What the task asks → Note each line where "unpruned" appears, and copy it.

Raw data →
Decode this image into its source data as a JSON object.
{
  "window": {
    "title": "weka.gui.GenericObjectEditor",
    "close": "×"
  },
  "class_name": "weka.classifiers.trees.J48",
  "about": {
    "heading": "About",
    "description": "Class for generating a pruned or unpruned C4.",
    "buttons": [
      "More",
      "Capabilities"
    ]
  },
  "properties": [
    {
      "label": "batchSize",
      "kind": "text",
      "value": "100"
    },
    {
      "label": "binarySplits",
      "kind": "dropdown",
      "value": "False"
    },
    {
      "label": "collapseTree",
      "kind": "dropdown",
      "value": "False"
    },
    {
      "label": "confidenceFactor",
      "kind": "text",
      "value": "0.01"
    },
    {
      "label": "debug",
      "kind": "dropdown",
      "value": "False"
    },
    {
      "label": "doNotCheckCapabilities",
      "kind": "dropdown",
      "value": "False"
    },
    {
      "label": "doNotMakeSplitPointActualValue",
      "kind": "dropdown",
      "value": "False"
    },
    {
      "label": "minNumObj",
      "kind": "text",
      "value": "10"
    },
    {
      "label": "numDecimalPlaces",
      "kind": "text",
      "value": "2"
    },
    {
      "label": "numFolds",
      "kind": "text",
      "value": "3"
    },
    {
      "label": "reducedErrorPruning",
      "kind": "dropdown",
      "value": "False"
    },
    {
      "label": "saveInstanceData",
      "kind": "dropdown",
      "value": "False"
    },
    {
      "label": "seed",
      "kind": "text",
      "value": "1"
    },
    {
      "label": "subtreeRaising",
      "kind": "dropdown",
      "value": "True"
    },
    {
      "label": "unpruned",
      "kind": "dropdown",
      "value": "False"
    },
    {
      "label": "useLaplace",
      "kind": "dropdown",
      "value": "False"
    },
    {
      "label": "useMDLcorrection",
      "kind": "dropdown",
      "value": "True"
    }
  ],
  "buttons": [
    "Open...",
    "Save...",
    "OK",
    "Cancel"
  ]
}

Final result →
    "description": "Class for generating a pruned or unpruned C4.",
      "label": "unpruned",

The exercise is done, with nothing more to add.